Look through the data below and count each line where the word "manually" appears. Reply with the count alone.

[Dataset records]
------------------------------------------------
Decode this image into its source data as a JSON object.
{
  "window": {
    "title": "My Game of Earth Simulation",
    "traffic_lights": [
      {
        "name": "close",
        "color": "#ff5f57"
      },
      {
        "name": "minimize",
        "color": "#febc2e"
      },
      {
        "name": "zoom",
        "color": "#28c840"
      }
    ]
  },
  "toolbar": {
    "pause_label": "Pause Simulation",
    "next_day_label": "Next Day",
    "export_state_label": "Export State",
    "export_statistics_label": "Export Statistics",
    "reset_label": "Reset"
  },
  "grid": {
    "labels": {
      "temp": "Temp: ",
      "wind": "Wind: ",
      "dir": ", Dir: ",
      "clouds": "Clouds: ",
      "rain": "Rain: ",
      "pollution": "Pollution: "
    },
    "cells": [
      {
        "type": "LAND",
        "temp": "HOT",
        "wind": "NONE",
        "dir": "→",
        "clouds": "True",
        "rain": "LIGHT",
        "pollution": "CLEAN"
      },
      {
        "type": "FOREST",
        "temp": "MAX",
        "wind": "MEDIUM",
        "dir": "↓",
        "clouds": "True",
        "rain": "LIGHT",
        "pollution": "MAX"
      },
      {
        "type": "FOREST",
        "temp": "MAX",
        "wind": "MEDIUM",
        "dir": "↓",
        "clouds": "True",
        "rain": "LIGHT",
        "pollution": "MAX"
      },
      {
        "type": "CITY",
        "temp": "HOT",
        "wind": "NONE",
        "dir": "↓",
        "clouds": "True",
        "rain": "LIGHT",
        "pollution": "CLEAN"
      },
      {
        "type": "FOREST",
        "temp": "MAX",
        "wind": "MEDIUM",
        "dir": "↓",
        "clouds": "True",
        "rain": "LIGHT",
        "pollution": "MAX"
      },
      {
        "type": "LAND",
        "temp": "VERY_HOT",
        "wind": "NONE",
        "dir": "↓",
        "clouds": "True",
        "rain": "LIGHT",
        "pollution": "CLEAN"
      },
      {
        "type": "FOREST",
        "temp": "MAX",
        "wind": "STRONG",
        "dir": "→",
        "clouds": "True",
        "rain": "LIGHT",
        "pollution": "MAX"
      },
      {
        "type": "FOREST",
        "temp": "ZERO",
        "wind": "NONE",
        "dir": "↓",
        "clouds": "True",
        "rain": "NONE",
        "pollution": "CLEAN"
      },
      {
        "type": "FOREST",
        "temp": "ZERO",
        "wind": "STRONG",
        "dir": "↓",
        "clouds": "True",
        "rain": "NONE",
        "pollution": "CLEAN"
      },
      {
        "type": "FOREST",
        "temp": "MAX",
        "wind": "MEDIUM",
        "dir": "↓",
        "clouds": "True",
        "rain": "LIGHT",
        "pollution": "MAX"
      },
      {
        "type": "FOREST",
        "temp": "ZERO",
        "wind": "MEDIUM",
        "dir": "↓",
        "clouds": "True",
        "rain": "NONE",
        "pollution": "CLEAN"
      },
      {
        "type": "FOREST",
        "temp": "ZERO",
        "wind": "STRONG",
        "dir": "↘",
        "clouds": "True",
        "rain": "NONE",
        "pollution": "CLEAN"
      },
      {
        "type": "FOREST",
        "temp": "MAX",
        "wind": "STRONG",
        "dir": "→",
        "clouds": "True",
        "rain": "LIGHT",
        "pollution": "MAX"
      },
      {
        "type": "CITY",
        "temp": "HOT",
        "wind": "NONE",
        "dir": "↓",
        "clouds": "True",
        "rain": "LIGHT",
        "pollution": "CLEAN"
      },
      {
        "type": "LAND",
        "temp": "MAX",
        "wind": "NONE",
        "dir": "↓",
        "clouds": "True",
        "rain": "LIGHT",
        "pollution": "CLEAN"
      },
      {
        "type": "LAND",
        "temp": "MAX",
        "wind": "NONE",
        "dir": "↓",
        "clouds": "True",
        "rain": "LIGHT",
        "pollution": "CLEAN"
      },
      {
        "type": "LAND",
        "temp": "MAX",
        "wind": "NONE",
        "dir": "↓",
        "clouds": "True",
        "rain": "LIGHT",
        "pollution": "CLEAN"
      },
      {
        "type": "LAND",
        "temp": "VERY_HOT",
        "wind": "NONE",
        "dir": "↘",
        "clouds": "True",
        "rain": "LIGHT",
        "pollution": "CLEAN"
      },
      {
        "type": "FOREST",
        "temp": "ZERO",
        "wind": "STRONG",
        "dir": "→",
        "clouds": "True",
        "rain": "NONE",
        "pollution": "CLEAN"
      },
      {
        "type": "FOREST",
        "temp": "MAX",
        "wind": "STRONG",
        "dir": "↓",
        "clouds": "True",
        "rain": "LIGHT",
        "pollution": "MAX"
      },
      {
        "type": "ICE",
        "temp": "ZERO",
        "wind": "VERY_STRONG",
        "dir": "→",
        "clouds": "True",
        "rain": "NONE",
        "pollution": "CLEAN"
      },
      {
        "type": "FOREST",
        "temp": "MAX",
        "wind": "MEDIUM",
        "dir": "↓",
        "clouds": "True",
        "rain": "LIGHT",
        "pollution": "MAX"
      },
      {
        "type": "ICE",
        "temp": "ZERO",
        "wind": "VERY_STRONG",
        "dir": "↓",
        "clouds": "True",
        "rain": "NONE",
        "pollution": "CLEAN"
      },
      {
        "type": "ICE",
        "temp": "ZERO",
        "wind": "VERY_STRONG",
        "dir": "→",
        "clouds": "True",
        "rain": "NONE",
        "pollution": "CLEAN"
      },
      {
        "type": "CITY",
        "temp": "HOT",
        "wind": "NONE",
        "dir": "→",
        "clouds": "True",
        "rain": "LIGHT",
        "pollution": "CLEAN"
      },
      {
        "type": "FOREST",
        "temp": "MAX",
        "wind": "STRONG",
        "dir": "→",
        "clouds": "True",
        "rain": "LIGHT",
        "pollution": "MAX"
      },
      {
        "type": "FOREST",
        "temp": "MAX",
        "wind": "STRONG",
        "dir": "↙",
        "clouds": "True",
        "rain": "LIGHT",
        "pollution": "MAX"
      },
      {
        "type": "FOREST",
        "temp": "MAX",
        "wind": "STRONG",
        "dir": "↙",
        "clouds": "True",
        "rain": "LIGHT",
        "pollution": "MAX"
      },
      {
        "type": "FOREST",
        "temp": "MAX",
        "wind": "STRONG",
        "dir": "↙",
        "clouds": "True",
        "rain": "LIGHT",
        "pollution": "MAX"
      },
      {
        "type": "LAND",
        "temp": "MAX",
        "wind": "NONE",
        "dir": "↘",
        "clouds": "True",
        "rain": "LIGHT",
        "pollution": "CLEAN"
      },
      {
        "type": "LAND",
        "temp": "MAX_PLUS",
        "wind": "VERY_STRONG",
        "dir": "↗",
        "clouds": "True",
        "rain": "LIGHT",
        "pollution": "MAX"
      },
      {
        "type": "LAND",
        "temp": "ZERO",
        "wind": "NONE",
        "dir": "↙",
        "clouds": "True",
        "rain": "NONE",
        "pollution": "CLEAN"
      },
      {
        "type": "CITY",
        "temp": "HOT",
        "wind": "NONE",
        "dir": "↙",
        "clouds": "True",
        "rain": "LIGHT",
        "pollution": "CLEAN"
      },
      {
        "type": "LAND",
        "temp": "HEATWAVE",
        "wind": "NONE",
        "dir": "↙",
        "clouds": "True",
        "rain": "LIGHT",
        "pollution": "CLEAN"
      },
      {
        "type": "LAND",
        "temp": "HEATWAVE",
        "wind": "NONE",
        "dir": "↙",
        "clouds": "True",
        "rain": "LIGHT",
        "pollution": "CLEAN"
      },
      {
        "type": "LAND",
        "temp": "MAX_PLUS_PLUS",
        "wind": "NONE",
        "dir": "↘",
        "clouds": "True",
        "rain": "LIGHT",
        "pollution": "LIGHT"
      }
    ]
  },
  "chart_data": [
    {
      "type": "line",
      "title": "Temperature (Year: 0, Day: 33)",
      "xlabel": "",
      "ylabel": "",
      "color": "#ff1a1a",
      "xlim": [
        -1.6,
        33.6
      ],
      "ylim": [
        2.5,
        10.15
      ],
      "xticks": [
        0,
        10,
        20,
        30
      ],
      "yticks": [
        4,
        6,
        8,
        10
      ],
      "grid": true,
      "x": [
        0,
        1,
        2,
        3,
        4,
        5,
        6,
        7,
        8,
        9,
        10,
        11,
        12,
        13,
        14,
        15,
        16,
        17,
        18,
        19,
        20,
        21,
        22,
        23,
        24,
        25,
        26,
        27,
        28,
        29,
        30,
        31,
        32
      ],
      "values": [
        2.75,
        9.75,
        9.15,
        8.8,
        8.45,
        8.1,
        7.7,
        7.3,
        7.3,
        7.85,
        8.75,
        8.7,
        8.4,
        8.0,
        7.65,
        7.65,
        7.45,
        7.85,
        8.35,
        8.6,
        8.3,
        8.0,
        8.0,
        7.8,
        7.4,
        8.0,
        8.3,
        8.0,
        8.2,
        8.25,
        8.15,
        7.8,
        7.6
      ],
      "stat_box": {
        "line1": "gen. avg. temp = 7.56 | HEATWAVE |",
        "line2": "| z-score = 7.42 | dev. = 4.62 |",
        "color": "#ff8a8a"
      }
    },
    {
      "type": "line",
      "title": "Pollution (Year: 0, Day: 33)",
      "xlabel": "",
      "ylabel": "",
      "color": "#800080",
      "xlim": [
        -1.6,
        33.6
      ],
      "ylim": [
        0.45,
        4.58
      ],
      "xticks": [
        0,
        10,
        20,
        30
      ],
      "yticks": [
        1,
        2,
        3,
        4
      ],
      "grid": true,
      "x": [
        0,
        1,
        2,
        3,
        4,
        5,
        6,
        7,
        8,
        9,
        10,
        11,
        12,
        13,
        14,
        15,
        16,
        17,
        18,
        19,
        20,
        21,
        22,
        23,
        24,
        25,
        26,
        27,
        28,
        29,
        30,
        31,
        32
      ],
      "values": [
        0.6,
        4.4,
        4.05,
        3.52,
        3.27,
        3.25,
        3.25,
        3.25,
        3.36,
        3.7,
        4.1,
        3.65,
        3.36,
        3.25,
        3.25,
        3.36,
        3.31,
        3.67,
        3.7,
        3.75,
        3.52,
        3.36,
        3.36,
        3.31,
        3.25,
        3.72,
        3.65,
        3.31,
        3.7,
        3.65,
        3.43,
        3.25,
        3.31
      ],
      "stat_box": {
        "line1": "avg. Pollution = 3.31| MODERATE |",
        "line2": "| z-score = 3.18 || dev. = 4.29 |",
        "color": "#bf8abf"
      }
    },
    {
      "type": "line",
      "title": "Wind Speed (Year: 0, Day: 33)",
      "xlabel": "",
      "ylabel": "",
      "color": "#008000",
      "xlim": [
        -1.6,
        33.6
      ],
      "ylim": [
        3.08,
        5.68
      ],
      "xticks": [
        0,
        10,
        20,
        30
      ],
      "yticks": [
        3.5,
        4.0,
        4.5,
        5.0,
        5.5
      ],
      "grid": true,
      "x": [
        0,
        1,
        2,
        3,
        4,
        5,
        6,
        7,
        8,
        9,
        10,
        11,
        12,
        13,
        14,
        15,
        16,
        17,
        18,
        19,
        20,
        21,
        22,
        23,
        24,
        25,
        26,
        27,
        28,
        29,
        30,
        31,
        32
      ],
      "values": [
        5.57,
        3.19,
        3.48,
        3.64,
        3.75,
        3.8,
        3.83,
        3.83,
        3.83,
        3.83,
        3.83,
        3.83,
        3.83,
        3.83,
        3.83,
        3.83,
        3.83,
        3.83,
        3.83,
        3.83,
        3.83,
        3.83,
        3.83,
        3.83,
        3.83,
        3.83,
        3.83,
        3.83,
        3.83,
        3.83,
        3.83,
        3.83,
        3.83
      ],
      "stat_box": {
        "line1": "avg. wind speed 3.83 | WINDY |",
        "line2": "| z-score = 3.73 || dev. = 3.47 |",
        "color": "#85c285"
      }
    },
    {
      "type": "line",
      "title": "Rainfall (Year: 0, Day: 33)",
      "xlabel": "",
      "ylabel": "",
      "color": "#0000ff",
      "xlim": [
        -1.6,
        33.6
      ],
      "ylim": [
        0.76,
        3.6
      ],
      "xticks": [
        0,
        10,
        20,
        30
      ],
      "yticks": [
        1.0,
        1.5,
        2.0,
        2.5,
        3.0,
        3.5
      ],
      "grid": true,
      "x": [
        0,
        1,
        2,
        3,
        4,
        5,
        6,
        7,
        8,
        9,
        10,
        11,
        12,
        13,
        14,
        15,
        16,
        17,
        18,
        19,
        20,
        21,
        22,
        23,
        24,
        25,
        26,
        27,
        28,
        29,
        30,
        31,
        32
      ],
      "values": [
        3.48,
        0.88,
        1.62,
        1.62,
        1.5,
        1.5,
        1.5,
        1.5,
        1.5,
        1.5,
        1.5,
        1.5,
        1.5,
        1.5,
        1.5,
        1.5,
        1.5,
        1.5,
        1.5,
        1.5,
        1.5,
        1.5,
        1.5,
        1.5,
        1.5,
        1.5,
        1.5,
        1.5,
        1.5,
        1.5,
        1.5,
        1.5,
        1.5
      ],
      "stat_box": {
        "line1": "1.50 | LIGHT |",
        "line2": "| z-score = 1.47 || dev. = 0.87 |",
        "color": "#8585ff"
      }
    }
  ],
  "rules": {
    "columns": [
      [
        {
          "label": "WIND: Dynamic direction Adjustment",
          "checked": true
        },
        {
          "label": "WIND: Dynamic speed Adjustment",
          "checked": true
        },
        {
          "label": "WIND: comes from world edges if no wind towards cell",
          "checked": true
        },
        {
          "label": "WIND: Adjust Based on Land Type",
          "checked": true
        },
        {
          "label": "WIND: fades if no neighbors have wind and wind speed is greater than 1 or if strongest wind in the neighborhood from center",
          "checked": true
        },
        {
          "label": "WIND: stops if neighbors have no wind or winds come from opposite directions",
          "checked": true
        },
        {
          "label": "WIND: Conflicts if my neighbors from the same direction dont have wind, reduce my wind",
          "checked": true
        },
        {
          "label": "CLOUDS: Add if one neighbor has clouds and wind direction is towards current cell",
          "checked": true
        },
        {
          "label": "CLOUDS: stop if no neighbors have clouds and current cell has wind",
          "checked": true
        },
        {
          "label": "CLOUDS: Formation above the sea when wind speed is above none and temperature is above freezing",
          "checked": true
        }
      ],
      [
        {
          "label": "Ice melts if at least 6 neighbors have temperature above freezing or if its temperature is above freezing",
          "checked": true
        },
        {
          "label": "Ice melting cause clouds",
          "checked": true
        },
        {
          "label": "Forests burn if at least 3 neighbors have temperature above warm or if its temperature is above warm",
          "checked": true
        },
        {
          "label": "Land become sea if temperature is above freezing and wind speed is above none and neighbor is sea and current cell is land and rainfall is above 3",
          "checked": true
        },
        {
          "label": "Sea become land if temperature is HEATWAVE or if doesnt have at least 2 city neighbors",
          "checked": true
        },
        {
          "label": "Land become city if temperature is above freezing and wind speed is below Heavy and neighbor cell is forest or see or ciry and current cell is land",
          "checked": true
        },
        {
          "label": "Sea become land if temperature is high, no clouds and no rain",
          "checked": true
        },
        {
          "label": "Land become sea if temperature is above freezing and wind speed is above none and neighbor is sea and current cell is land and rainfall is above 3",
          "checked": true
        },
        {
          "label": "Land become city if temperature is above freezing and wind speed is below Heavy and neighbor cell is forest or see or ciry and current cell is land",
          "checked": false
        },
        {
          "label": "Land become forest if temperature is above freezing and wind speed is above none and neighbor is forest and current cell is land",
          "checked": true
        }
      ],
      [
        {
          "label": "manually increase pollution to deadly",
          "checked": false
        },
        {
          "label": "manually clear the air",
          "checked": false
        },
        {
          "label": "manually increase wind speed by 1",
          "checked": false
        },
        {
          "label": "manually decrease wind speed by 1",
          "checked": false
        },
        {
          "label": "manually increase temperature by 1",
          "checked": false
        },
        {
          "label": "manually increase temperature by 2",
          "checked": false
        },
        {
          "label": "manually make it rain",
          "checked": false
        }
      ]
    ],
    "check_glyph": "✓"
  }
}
------------------------------------------------
## Output for this task:
7